* **Directive**: Retype the records below exactly as they appear.

* **Excerpted data**:
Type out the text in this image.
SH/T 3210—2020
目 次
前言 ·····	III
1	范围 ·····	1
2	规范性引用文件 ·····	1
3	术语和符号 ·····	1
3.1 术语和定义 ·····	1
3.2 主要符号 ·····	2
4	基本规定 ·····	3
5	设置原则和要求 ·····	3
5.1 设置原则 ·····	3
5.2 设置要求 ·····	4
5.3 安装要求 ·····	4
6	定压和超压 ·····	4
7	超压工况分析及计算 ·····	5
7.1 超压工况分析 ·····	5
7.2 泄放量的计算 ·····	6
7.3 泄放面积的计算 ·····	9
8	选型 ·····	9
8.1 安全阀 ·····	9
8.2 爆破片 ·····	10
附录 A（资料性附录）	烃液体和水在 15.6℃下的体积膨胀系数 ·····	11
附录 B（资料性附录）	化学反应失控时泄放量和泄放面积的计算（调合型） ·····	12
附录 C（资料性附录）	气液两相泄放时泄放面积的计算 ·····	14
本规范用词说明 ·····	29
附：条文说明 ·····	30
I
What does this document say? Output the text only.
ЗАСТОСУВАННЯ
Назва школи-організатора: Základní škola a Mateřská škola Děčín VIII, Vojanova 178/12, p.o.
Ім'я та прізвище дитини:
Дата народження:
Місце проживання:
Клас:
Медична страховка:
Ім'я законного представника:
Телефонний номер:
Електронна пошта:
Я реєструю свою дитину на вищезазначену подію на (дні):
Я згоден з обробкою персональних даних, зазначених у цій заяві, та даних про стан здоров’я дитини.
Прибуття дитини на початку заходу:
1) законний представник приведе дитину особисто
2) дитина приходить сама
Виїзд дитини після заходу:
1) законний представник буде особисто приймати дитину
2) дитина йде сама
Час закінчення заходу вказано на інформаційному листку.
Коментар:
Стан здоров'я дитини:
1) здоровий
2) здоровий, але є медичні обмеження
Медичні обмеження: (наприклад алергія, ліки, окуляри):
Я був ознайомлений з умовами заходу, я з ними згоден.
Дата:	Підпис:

* **Finished answer**:
Type out the text in this image.
SH/T 3210—2020
目 次
前言 ·····	III
1	范围 ·····	1
2	规范性引用文件 ·····	1
3	术语和符号 ·····	1
3.1 术语和定义 ·····	1
3.2 主要符号 ·····	2
4	基本规定 ·····	3
5	设置原则和要求 ·····	3
5.1 设置原则 ·····	3
5.2 设置要求 ·····	4
5.3 安装要求 ·····	4
6	定压和超压 ·····	4
7	超压工况分析及计算 ·····	5
7.1 超压工况分析 ·····	5
7.2 泄放量的计算 ·····	6
7.3 泄放面积的计算 ·····	9
8	选型 ·····	9
8.1 安全阀 ·····	9
8.2 爆破片 ·····	10
附录 A（资料性附录）	烃液体和水在 15.6℃下的体积膨胀系数 ·····	11
附录 B（资料性附录）	化学反应失控时泄放量和泄放面积的计算（调合型） ·····	12
附录 C（资料性附录）	气液两相泄放时泄放面积的计算 ·····	14
本规范用词说明 ·····	29
附：条文说明 ·····	30
I
What does this document say? Output the text only.
ЗАСТОСУВАННЯ
Назва школи-організатора: Základní škola a Mateřská škola Děčín VIII, Vojanova 178/12, p.o.
Ім'я та прізвище дитини:
Дата народження:
Місце проживання:
Клас:
Медична страховка:
Ім'я законного представника:
Телефонний номер:
Електронна пошта:
Я реєструю свою дитину на вищезазначену подію на (дні):
Я згоден з обробкою персональних даних, зазначених у цій заяві, та даних про стан здоров’я дитини.
Прибуття дитини на початку заходу:
1) законний представник приведе дитину особисто
2) дитина приходить сама
Виїзд дитини після заходу:
1) законний представник буде особисто приймати дитину
2) дитина йде сама
Час закінчення заходу вказано на інформаційному листку.
Коментар:
Стан здоров'я дитини:
1) здоровий
2) здоровий, але є медичні обмеження
Медичні обмеження: (наприклад алергія, ліки, окуляри):
Я був ознайомлений з умовами заходу, я з ними згоден.
Дата:	Підпис:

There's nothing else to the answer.